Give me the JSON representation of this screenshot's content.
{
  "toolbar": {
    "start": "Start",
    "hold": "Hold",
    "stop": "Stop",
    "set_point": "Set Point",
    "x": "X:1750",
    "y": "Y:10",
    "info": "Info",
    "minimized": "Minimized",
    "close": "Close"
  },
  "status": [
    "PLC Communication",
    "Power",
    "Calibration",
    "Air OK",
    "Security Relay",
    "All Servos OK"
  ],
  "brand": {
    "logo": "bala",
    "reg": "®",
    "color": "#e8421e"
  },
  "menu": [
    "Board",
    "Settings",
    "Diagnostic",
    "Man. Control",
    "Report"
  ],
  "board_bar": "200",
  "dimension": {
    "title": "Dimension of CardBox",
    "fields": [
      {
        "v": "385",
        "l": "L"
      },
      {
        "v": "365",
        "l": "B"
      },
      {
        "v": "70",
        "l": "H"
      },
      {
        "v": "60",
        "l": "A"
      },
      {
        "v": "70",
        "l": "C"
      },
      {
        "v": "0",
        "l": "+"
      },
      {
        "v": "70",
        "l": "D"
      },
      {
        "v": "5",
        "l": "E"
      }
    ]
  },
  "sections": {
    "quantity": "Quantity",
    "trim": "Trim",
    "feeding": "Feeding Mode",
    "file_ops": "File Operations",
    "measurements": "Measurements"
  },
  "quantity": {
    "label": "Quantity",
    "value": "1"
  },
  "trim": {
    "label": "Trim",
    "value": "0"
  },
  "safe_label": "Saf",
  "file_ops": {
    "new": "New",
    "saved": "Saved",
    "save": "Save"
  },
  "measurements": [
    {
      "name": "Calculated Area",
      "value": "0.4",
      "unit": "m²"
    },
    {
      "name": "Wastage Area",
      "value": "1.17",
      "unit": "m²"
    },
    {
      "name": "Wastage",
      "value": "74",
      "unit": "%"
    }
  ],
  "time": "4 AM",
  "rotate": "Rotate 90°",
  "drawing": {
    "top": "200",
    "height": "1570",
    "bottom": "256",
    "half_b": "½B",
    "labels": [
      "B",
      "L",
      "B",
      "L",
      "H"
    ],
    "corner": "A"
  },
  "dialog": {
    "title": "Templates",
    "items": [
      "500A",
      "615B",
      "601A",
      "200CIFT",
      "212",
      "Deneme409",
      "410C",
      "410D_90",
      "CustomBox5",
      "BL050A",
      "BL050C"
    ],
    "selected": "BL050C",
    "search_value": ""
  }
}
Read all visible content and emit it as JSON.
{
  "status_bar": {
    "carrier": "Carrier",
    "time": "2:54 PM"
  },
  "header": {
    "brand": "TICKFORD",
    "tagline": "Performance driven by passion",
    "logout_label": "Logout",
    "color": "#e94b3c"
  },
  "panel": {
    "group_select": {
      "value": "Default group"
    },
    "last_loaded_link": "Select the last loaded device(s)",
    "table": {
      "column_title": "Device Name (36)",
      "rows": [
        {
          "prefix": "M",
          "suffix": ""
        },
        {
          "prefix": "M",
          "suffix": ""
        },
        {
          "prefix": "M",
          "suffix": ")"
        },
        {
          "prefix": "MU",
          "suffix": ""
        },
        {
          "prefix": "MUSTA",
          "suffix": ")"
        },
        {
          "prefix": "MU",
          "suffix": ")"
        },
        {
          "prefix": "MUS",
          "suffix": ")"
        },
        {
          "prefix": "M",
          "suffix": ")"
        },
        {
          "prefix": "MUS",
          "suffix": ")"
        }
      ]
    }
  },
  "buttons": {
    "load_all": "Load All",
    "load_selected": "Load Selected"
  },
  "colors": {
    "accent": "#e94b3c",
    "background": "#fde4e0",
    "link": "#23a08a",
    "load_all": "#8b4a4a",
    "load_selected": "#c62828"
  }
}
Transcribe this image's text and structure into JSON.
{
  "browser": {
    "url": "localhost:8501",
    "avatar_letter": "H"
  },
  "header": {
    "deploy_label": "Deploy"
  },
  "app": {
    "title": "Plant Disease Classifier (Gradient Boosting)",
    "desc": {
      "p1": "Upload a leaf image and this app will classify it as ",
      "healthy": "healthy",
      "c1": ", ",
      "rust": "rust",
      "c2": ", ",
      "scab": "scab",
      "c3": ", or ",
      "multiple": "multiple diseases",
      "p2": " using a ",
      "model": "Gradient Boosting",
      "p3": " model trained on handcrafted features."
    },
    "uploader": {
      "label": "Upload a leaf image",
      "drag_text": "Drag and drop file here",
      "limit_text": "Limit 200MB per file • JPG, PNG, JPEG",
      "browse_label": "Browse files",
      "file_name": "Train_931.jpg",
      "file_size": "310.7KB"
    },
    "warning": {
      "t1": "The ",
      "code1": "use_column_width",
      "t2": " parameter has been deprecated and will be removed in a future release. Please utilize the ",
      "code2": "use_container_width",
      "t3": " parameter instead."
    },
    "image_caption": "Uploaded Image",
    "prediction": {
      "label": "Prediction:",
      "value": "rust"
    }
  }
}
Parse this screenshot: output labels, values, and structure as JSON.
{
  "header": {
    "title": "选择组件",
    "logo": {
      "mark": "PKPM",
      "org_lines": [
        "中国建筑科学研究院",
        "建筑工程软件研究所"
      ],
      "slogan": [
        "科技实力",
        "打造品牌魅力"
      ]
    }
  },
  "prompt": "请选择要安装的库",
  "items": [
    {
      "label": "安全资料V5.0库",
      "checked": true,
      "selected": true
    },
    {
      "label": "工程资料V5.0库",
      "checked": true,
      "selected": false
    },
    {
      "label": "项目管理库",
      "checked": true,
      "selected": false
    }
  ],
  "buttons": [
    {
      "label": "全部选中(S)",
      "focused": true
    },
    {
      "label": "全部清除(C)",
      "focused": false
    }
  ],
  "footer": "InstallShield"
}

• • •

How many lines of the records contain the string "JSON"? Respond with the number alone.

== Written solution ==
4